§ **WHAT IS ASKED**
Quote every line below exactly and skip any picture.

[Collected data entries]
######

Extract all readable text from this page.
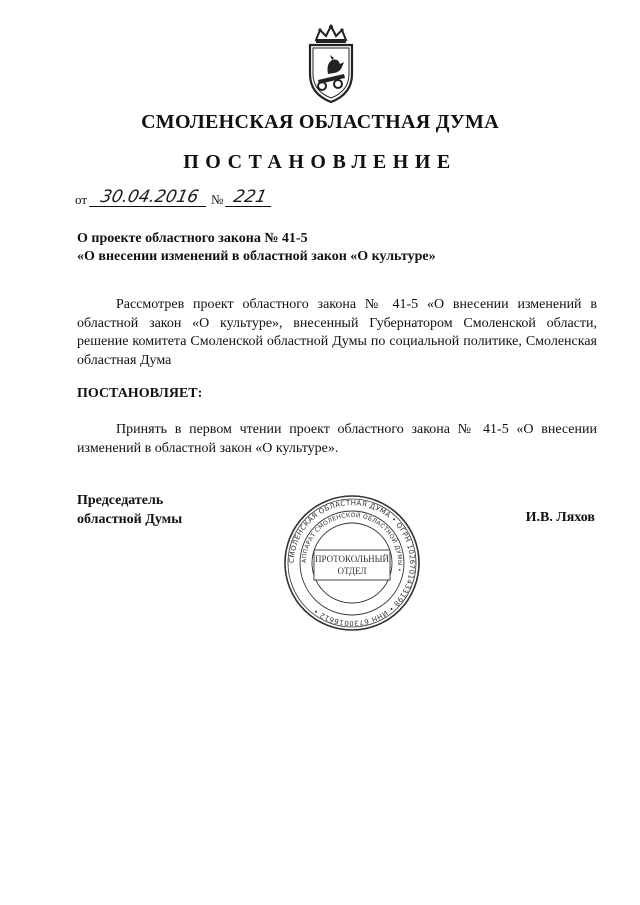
СМОЛЕНСКАЯ ОБЛАСТНАЯ ДУМА
ПОСТАНОВЛЕНИЕ
от 30.04.2016 № 221
О проекте областного закона № 41-5
«О внесении изменений в областной закон «О культуре»
Рассмотрев проект областного закона № 41-5 «О внесении изменений в областной закон «О культуре», внесенный Губернатором Смоленской области, решение комитета Смоленской областной Думы по социальной политике, Смоленская областная Дума
ПОСТАНОВЛЯЕТ:
Принять в первом чтении проект областного закона № 41-5 «О внесении изменений в областной закон «О культуре».
Председатель
областной Думы	И.В. Ляхов
СМОЛЕНСКАЯ ОБЛАСТНАЯ ДУМА • ОГРН 1026701433198 • ИНН 6730016612 •
АППАРАТ СМОЛЕНСКОЙ ОБЛАСТНОЙ ДУМЫ •
ПРОТОКОЛЬНЫЙ
ОТДЕЛ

######

§ **EXERCISE SOLUTION**
Extract all readable text from this page.
СМОЛЕНСКАЯ ОБЛАСТНАЯ ДУМА
ПОСТАНОВЛЕНИЕ
от 30.04.2016 № 221
О проекте областного закона № 41-5
«О внесении изменений в областной закон «О культуре»
Рассмотрев проект областного закона № 41-5 «О внесении изменений в областной закон «О культуре», внесенный Губернатором Смоленской области, решение комитета Смоленской областной Думы по социальной политике, Смоленская областная Дума
ПОСТАНОВЛЯЕТ:
Принять в первом чтении проект областного закона № 41-5 «О внесении изменений в областной закон «О культуре».
Председатель
областной Думы	И.В. Ляхов
СМОЛЕНСКАЯ ОБЛАСТНАЯ ДУМА • ОГРН 1026701433198 • ИНН 6730016612 •
АППАРАТ СМОЛЕНСКОЙ ОБЛАСТНОЙ ДУМЫ •
ПРОТОКОЛЬНЫЙ
ОТДЕЛ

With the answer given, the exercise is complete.